____ DATA SECTION

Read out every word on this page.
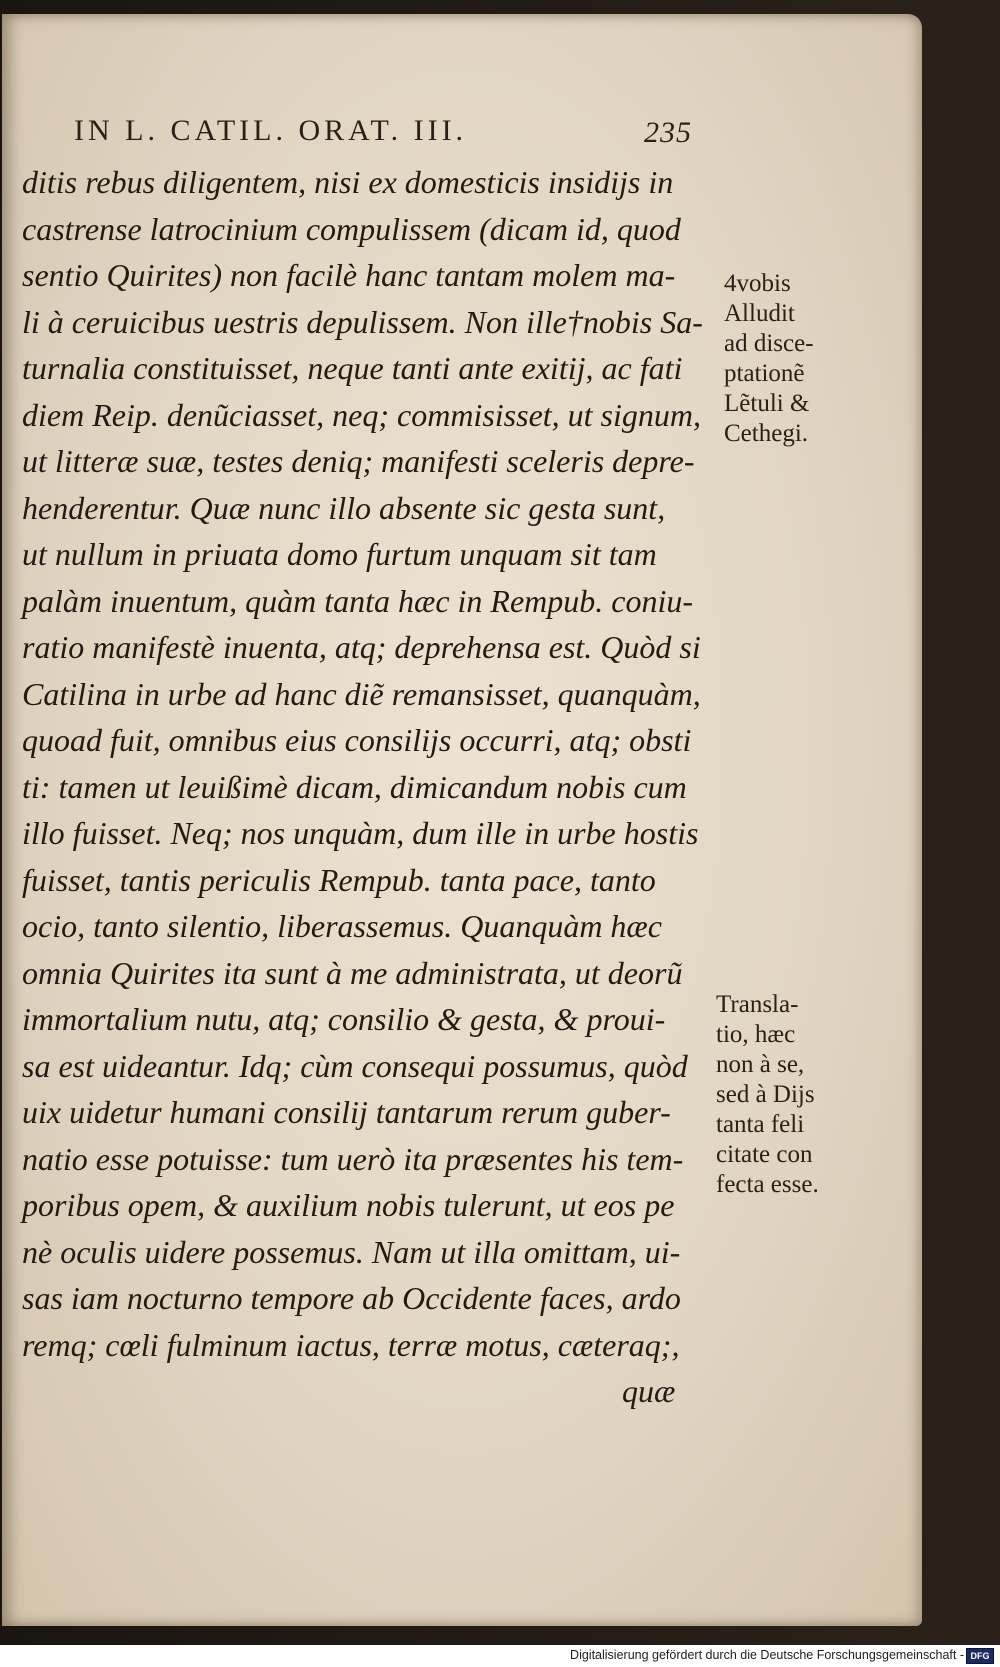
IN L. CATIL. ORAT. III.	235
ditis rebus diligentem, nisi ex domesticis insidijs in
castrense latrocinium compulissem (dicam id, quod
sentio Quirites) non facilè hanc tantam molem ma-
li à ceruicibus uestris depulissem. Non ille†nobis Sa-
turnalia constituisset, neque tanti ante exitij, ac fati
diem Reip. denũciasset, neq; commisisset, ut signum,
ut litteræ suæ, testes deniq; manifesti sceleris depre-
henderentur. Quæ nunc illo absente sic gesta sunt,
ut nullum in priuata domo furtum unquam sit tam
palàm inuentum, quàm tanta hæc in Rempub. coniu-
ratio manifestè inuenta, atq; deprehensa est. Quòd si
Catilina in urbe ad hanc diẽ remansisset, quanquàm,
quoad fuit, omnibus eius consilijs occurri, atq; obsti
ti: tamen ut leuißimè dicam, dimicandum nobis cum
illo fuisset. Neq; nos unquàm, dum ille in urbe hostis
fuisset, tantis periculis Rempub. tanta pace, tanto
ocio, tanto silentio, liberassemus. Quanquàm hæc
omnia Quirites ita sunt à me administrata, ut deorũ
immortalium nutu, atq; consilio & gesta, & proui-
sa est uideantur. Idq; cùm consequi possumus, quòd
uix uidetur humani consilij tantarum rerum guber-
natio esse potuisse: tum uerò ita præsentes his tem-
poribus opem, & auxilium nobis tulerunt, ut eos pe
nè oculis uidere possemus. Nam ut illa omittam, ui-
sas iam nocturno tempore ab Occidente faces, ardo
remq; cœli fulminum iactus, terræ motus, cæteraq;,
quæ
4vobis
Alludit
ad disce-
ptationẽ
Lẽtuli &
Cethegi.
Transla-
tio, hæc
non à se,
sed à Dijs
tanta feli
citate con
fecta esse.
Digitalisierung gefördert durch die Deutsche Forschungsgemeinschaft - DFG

________

**YOUR OBJECTIVE:** Set out every line from the material that contains the string "illo".

**SOLUTION TO THIS TASK:**
henderentur. Quæ nunc illo absente sic gesta sunt,
illo fuisset. Neq; nos unquàm, dum ille in urbe hostis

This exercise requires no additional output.